(Extracted data entries)
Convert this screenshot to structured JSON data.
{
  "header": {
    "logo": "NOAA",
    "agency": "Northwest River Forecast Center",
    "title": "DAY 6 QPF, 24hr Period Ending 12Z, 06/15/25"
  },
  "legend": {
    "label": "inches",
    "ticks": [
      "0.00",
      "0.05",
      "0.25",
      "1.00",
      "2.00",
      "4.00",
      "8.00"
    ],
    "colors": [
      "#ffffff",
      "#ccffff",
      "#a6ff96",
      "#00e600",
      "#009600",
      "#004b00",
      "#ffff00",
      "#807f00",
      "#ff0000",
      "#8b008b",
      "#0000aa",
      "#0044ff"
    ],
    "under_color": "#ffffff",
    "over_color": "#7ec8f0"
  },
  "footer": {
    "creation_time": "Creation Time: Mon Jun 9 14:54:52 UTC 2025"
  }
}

Exercise task – Give the listing again, word for word.

Solved problem –
Convert this screenshot to structured JSON data.
{
  "header": {
    "logo": "NOAA",
    "agency": "Northwest River Forecast Center",
    "title": "DAY 6 QPF, 24hr Period Ending 12Z, 06/15/25"
  },
  "legend": {
    "label": "inches",
    "ticks": [
      "0.00",
      "0.05",
      "0.25",
      "1.00",
      "2.00",
      "4.00",
      "8.00"
    ],
    "colors": [
      "#ffffff",
      "#ccffff",
      "#a6ff96",
      "#00e600",
      "#009600",
      "#004b00",
      "#ffff00",
      "#807f00",
      "#ff0000",
      "#8b008b",
      "#0000aa",
      "#0044ff"
    ],
    "under_color": "#ffffff",
    "over_color": "#7ec8f0"
  },
  "footer": {
    "creation_time": "Creation Time: Mon Jun 9 14:54:52 UTC 2025"
  }
}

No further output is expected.